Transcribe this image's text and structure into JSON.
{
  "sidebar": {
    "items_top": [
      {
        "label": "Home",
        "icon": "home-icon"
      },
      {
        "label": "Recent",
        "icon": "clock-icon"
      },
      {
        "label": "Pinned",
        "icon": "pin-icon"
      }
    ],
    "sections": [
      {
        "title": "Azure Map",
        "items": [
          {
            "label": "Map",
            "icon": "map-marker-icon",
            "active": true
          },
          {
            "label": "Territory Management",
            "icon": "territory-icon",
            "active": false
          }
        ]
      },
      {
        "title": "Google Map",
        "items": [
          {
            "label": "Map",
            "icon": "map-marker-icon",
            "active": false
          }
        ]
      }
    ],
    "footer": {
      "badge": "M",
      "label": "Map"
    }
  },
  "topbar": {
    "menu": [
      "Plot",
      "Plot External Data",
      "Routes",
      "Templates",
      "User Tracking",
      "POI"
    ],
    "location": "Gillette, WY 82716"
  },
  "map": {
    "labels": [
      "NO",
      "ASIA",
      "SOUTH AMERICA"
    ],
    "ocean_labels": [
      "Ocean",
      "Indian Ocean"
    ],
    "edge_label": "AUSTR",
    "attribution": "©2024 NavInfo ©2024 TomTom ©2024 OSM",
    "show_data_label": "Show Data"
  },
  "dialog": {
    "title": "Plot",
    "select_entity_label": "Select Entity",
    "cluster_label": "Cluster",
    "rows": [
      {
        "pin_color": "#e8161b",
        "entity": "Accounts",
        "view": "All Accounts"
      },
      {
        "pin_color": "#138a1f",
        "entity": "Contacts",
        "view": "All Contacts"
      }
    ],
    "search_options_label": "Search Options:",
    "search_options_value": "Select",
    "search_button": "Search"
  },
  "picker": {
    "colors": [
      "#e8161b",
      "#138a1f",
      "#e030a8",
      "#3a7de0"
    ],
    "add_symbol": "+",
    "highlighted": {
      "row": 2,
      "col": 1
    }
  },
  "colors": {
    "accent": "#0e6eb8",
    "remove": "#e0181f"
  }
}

====

Transcribe the data above in full, exactly.

#### The completed task:
Transcribe this image's text and structure into JSON.
{
  "sidebar": {
    "items_top": [
      {
        "label": "Home",
        "icon": "home-icon"
      },
      {
        "label": "Recent",
        "icon": "clock-icon"
      },
      {
        "label": "Pinned",
        "icon": "pin-icon"
      }
    ],
    "sections": [
      {
        "title": "Azure Map",
        "items": [
          {
            "label": "Map",
            "icon": "map-marker-icon",
            "active": true
          },
          {
            "label": "Territory Management",
            "icon": "territory-icon",
            "active": false
          }
        ]
      },
      {
        "title": "Google Map",
        "items": [
          {
            "label": "Map",
            "icon": "map-marker-icon",
            "active": false
          }
        ]
      }
    ],
    "footer": {
      "badge": "M",
      "label": "Map"
    }
  },
  "topbar": {
    "menu": [
      "Plot",
      "Plot External Data",
      "Routes",
      "Templates",
      "User Tracking",
      "POI"
    ],
    "location": "Gillette, WY 82716"
  },
  "map": {
    "labels": [
      "NO",
      "ASIA",
      "SOUTH AMERICA"
    ],
    "ocean_labels": [
      "Ocean",
      "Indian Ocean"
    ],
    "edge_label": "AUSTR",
    "attribution": "©2024 NavInfo ©2024 TomTom ©2024 OSM",
    "show_data_label": "Show Data"
  },
  "dialog": {
    "title": "Plot",
    "select_entity_label": "Select Entity",
    "cluster_label": "Cluster",
    "rows": [
      {
        "pin_color": "#e8161b",
        "entity": "Accounts",
        "view": "All Accounts"
      },
      {
        "pin_color": "#138a1f",
        "entity": "Contacts",
        "view": "All Contacts"
      }
    ],
    "search_options_label": "Search Options:",
    "search_options_value": "Select",
    "search_button": "Search"
  },
  "picker": {
    "colors": [
      "#e8161b",
      "#138a1f",
      "#e030a8",
      "#3a7de0"
    ],
    "add_symbol": "+",
    "highlighted": {
      "row": 2,
      "col": 1
    }
  },
  "colors": {
    "accent": "#0e6eb8",
    "remove": "#e0181f"
  }
}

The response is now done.